### REQUIREMENT
Please recast every line of the entries below as a numbered list. Leave out blank lines and pictures.
begin INPUT DATA
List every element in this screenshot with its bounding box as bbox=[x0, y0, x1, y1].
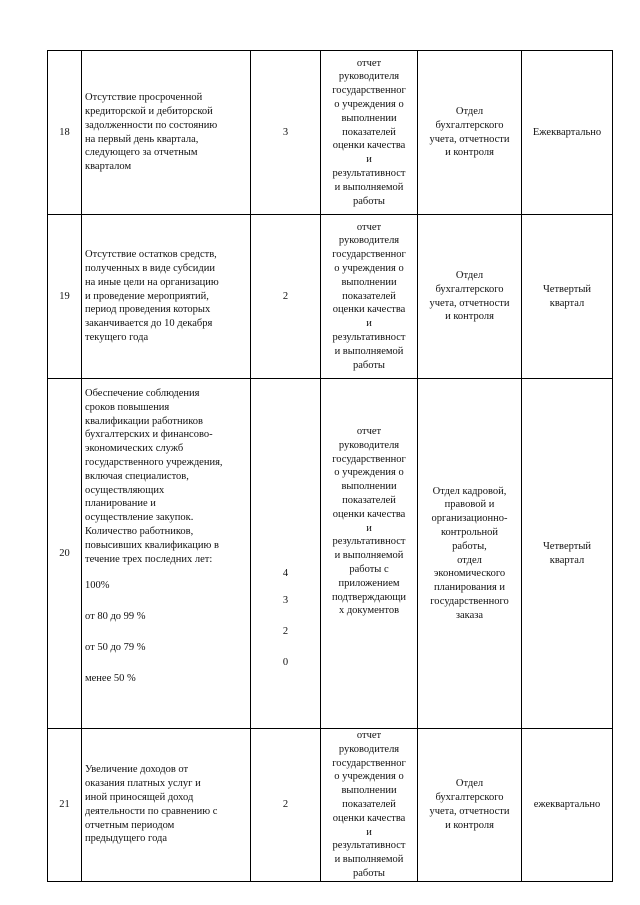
row-number: 20 bbox=[48, 379, 82, 729]
table-row bbox=[48, 729, 613, 882]
criteria-points: 4 bbox=[282, 568, 289, 579]
indicator-text: Отсутствие остатков средств, полученных в виде субсидии на иные цели на организацию и проведение мероприятий, период проведения которых заканчивается до 10 декабря текущего года bbox=[82, 215, 251, 379]
criteria-label: 100% bbox=[85, 580, 110, 592]
points-value: 2 bbox=[251, 215, 321, 379]
source-document: отчет руководителя государственног о учреждения о выполнении показателей оценки качества и результативност и выполняемой работы с приложением подтверждающи х документов bbox=[321, 379, 418, 729]
row-number: 21 bbox=[48, 729, 82, 882]
source-document: отчет руководителя государственног о учреждения о выполнении показателей оценки качества и результативност и выполняемой работы bbox=[321, 51, 418, 215]
criteria-points: 2 bbox=[282, 626, 289, 637]
source-document: отчет руководителя государственног о учреждения о выполнении показателей оценки качества и результативност и выполняемой работы bbox=[321, 729, 418, 882]
reporting-period: ежеквартально bbox=[522, 729, 613, 882]
criteria-label: от 80 до 99 % bbox=[85, 611, 146, 623]
responsible-department: Отдел бухгалтерского учета, отчетности и контроля bbox=[418, 729, 522, 882]
table-row bbox=[48, 51, 613, 215]
criteria-points: 0 bbox=[282, 657, 289, 668]
criteria-label: менее 50 % bbox=[85, 673, 136, 685]
criteria-list bbox=[85, 570, 247, 694]
indicator-text: Отсутствие просроченной кредиторской и дебиторской задолженности по состоянию на первый день квартала, следующего за отчетным кварталом bbox=[82, 51, 251, 215]
points-values bbox=[251, 379, 321, 729]
indicator-text: Обеспечение соблюдения сроков повышения квалификации работников бухгалтерских и финансово- экономических служб государственного учреждения, включая специалистов, осуществляющих планирование и осуществление закупок. Количество работников, повысивших квалификацию в течение трех последних лет: 100% от 80 до 99 % от 50 до 79 % менее 50 % bbox=[82, 379, 251, 729]
responsible-department: Отдел кадровой, правовой и организационно- контрольной работы, отдел экономического планирования и государственного заказа bbox=[418, 379, 522, 729]
row-number: 18 bbox=[48, 51, 82, 215]
row-number: 19 bbox=[48, 215, 82, 379]
points-value: 3 bbox=[251, 51, 321, 215]
indicator-text: Увеличение доходов от оказания платных услуг и иной приносящей доход деятельности по сравнению с отчетным периодом предыдущего года bbox=[82, 729, 251, 882]
responsible-department: Отдел бухгалтерского учета, отчетности и контроля bbox=[418, 215, 522, 379]
reporting-period: Четвертый квартал bbox=[522, 215, 613, 379]
table-row bbox=[48, 379, 613, 729]
points-value: 2 bbox=[251, 729, 321, 882]
indicators-table bbox=[47, 50, 613, 882]
criteria-label: от 50 до 79 % bbox=[85, 642, 146, 654]
criteria-points: 3 bbox=[282, 595, 289, 606]
reporting-period: Ежеквартально bbox=[522, 51, 613, 215]
source-document: отчет руководителя государственног о учреждения о выполнении показателей оценки качества и результативност и выполняемой работы bbox=[321, 215, 418, 379]
table-row bbox=[48, 215, 613, 379]
responsible-department: Отдел бухгалтерского учета, отчетности и контроля bbox=[418, 51, 522, 215]
reporting-period: Четвертый квартал bbox=[522, 379, 613, 729]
end INPUT DATA
### COMPLETE ANSWER
1. List every element in this screenshot with its bounding box as bbox=[x0, y0, x1, y1].
2. row-number: 20 bbox=[48, 379, 82, 729]
3. table-row bbox=[48, 729, 613, 882]
4. criteria-points: 4 bbox=[282, 568, 289, 579]
5. indicator-text: Отсутствие остатков средств, полученных в виде субсидии на иные цели на организацию и проведение мероприятий, период проведения которых заканчивается до 10 декабря текущего года bbox=[82, 215, 251, 379]
6. criteria-label: 100% bbox=[85, 580, 110, 592]
7. points-value: 2 bbox=[251, 215, 321, 379]
8. source-document: отчет руководителя государственног о учреждения о выполнении показателей оценки качества и результативност и выполняемой работы с приложением подтверждающи х документов bbox=[321, 379, 418, 729]
9. row-number: 21 bbox=[48, 729, 82, 882]
10. source-document: отчет руководителя государственног о учреждения о выполнении показателей оценки качества и результативност и выполняемой работы bbox=[321, 51, 418, 215]
11. criteria-points: 2 bbox=[282, 626, 289, 637]
12. source-document: отчет руководителя государственног о учреждения о выполнении показателей оценки качества и результативност и выполняемой работы bbox=[321, 729, 418, 882]
13. reporting-period: ежеквартально bbox=[522, 729, 613, 882]
14. criteria-label: от 80 до 99 % bbox=[85, 611, 146, 623]
15. responsible-department: Отдел бухгалтерского учета, отчетности и контроля bbox=[418, 729, 522, 882]
16. table-row bbox=[48, 51, 613, 215]
17. criteria-points: 0 bbox=[282, 657, 289, 668]
18. criteria-label: менее 50 % bbox=[85, 673, 136, 685]
19. criteria-list bbox=[85, 570, 247, 694]
20. indicator-text: Отсутствие просроченной кредиторской и дебиторской задолженности по состоянию на первый день квартала, следующего за отчетным кварталом bbox=[82, 51, 251, 215]
21. points-values bbox=[251, 379, 321, 729]
22. indicator-text: Обеспечение соблюдения сроков повышения квалификации работников бухгалтерских и финансово- экономических служб государственного учреждения, включая специалистов, осуществляющих планирование и осуществление закупок. Количество работников, повысивших квалификацию в течение трех последних лет: 100% от 80 до 99 % от 50 до 79 % менее 50 % bbox=[82, 379, 251, 729]
23. responsible-department: Отдел кадровой, правовой и организационно- контрольной работы, отдел экономического планирования и государственного заказа bbox=[418, 379, 522, 729]
24. row-number: 18 bbox=[48, 51, 82, 215]
25. row-number: 19 bbox=[48, 215, 82, 379]
26. points-value: 3 bbox=[251, 51, 321, 215]
27. indicator-text: Увеличение доходов от оказания платных услуг и иной приносящей доход деятельности по сравнению с отчетным периодом предыдущего года bbox=[82, 729, 251, 882]
28. responsible-department: Отдел бухгалтерского учета, отчетности и контроля bbox=[418, 215, 522, 379]
29. reporting-period: Четвертый квартал bbox=[522, 215, 613, 379]
30. table-row bbox=[48, 379, 613, 729]
31. points-value: 2 bbox=[251, 729, 321, 882]
32. indicators-table bbox=[47, 50, 613, 882]
33. criteria-label: от 50 до 79 % bbox=[85, 642, 146, 654]
34. criteria-points: 3 bbox=[282, 595, 289, 606]
35. reporting-period: Ежеквартально bbox=[522, 51, 613, 215]
36. source-document: отчет руководителя государственног о учреждения о выполнении показателей оценки качества и результативност и выполняемой работы bbox=[321, 215, 418, 379]
37. table-row bbox=[48, 215, 613, 379]
38. responsible-department: Отдел бухгалтерского учета, отчетности и контроля bbox=[418, 51, 522, 215]
39. reporting-period: Четвертый квартал bbox=[522, 379, 613, 729]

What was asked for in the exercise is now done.